Task requirements
A. According to the cellular radio text, what name is given to the 5G technology to be standardized by 3GPP?
B. Output the stretch of the cellular radio text from "Various generations of" through "Low Latency Communications).".
C. Does the cellular radio text agree with each of these statements? (i) Each cell in the RAN is served by a base station. (ii) Deep interleaving reduces delay and buffering. (iii) The wireless terminal communicates with the Core Networks without going through a Radio Access Network.

Extract

──────

In a typical cellular radio system, wireless terminal(s) communicates via a Radio Access Network (RAN) to one or more Core Networks (CN). The wireless terminal is also known as mobile station and/or User Equipment (UE), such as mobile telephones, cellular telephones, smart phones, tablet computers and laptops with wireless capability. The user equipment's may be, for example, portable, pocket-storable, hand-held, computer-comprised, or car-mounted mobile devices which communicate voice and/or data via the RAN.
The RAN covers a geographical area via cells, where each cell is being served by a base station, e.g., a Radio Base Station (RBS), which in some networks is also called NodeB, B node, evolved Node B (eNB) or Base Transceiver Station (BTS). The term base station will be used in the following when referring to any of the above examples. From a user equipment perspective the network is represented by a number of cells.
Various generations of mobile communication systems have evolved from the Global System for Mobile Communications (GSM). The Third Generation Partnership Project (3GPP) has undertaken to evolve further the earlier technologies. Currently for “New Radio” (NR), the name given for 5G technology to be standardized by 3GPP, is envisioning 3 main technical areas in which NR will be standardized: Enhanced Mobile Broadband (eMBB), Massive Machine Type Communication (mMTC), and URLLC (Ultra-Reliable and Low Latency Communications).
It has been discussed the use of Outer Erasure Codes for New Radio. The use cases therein envisioned for outer erasure codes were:                Outer erasure code for bursty puncturing/interference mitigation/recovery:                    To sustain eMBB spectrum efficiency and other QoS in the presence of URLLC bursty puncturing/interference            To combat WiFi-type bursty interference in unlicensed band            To enable efficient spectrum sharing between low latency high priority and normal latency low priority users in a shared spectrum access scenario            To sustain eMBB spectrum efficiency in the presence different types of bursty interference (either from future 5G waveforms and or in potential future deployment scenarios)                        Outer erasure code to decouple bursty interference/puncturing recovery process from regular physical (PHY) layer demod/decode and PHY layer HARQ processing:                    To support for pipeline processing and low latency decoding at PHY to enable single interlace HARQ (as oppose to deep interleaving, which introduces delay and buffering)            To recover lost code blocks due to bursty puncturing at MAC layer and decouple the code block (CB) erasure recover from PHY layer HARQ process                        Outer erasure code to mitigate bursty interference/puncturing with low uplink feedback and downlink signaling overhead:                    To reduce the amount of CB-level ack information feedback (only number of CB parities needed instead of CB Ack bitmap needs to be fed back)            To reduce DL control overhead for PHY HARQ process management                        Outer erasure code to reduced latency and buffering:                    Outer erasure code to enable fast PHY HARQ turn-around.            Outer erasure code across multiple carriers/multiple HARQ interlaces to reduce ARQ latency and buffering due to reordering.                        Outer erasure code over broadcast channel to combat bursty interference, time selective fading and shadowing.

──────

Page layout parsing data
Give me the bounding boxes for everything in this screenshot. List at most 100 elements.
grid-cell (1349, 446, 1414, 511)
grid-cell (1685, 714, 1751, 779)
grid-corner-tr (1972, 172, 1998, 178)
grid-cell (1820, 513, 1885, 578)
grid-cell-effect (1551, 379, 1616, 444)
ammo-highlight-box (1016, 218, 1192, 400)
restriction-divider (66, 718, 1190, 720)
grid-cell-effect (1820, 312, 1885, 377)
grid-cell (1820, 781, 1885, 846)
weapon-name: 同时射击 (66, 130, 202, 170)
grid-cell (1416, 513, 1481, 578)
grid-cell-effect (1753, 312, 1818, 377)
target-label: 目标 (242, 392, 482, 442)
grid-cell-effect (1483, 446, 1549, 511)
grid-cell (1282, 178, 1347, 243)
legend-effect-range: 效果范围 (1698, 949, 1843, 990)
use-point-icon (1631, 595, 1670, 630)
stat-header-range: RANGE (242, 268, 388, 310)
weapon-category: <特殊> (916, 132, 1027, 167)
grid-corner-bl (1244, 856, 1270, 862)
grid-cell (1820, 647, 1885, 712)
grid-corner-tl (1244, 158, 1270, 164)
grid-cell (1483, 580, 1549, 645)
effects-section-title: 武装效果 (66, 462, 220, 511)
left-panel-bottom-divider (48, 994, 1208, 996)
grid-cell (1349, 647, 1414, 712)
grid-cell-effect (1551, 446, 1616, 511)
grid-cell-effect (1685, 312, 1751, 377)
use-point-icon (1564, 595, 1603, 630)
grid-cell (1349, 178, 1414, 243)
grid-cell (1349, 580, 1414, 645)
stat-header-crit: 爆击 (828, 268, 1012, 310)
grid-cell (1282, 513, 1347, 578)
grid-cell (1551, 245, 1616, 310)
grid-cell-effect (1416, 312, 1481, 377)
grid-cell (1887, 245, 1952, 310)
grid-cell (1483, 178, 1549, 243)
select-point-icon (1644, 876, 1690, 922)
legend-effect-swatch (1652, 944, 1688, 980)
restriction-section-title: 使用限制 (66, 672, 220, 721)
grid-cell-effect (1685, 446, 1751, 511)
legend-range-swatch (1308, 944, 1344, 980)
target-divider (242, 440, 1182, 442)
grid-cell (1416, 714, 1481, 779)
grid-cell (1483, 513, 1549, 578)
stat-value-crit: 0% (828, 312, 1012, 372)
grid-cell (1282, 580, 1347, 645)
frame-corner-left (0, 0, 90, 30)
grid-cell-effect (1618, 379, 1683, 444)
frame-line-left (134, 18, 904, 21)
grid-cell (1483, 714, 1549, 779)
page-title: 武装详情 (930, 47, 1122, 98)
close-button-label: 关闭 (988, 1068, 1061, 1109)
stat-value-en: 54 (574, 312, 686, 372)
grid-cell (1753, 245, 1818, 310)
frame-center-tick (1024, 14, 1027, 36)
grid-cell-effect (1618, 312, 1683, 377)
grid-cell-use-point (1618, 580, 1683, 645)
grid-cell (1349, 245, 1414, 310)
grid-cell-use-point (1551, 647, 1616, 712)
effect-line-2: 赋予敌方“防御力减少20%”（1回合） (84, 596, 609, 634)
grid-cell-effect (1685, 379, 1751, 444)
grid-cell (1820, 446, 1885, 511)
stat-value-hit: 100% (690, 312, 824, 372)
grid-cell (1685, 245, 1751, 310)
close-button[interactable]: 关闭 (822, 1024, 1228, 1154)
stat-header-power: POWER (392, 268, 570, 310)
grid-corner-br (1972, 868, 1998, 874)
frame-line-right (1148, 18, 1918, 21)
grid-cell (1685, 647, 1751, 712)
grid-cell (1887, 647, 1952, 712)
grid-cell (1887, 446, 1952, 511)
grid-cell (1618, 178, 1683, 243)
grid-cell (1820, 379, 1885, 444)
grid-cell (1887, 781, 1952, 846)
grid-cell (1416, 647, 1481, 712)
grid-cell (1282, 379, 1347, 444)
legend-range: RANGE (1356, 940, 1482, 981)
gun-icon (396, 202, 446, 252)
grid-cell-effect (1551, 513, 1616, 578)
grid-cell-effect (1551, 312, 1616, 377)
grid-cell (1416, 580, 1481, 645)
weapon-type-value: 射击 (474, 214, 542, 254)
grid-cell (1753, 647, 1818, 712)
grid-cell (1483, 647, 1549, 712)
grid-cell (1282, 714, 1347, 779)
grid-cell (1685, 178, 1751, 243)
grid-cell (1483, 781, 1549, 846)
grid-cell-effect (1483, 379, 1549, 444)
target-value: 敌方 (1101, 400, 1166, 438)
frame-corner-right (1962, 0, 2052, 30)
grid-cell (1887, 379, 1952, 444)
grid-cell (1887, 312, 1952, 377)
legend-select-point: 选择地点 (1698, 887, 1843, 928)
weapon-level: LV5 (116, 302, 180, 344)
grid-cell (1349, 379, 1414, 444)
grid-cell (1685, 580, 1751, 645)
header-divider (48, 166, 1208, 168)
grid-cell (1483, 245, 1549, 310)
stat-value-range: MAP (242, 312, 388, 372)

──────

Solved problems
A. "New Radio" (NR).

B.
Various generations of mobile communication systems have evolved from the Global System for Mobile Communications (GSM). The Third Generation Partnership Project (3GPP) has undertaken to evolve further the earlier technologies. Currently for “New Radio” (NR), the name given for 5G technology to be standardized by 3GPP, is envisioning 3 main technical areas in which NR will be standardized: Enhanced Mobile Broadband (eMBB), Massive Machine Type Communication (mMTC), and URLLC (Ultra-Reliable and Low Latency Communications).

C.
(i) Yes: "where each cell is being served by a base station"
(ii) No: "deep interleaving, which introduces delay and buffering"
(iii) No: "communicates via a Radio Access Network (RAN) to one or more Core Networks (CN)"